(Stored data)
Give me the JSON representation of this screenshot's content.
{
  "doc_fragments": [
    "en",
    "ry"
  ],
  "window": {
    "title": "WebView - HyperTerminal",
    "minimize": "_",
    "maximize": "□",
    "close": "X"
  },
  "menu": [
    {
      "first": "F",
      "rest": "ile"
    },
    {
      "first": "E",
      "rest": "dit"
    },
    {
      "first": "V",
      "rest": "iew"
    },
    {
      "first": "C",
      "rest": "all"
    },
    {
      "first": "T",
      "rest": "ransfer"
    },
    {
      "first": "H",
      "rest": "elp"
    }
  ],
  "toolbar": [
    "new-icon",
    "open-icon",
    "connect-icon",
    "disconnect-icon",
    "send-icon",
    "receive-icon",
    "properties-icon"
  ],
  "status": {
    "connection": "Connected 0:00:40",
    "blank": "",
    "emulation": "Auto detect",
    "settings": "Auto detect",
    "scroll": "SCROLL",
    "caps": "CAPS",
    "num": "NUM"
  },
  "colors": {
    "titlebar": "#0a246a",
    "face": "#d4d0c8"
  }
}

--

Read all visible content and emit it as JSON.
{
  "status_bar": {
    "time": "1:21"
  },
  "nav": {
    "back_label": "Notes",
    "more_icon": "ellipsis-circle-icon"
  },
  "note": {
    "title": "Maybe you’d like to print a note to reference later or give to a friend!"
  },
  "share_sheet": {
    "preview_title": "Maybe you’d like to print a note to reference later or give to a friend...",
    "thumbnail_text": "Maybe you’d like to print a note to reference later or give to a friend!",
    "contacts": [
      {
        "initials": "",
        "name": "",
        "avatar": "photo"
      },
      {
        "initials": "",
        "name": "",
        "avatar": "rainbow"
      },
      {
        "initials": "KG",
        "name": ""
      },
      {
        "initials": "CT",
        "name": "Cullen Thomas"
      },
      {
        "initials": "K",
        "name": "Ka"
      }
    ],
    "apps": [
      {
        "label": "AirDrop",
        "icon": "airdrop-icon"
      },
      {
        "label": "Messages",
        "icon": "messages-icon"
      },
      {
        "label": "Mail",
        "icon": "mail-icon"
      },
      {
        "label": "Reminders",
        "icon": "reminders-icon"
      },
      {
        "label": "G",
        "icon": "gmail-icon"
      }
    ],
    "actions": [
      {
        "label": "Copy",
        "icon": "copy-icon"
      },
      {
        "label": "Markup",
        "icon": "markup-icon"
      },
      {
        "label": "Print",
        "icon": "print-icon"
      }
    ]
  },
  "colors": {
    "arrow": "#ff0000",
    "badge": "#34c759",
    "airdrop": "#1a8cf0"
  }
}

## TASK GOAL
Only the number is wanted: count the lines of the records that hold the word "initials".

## COMPLETE OUTPUT
5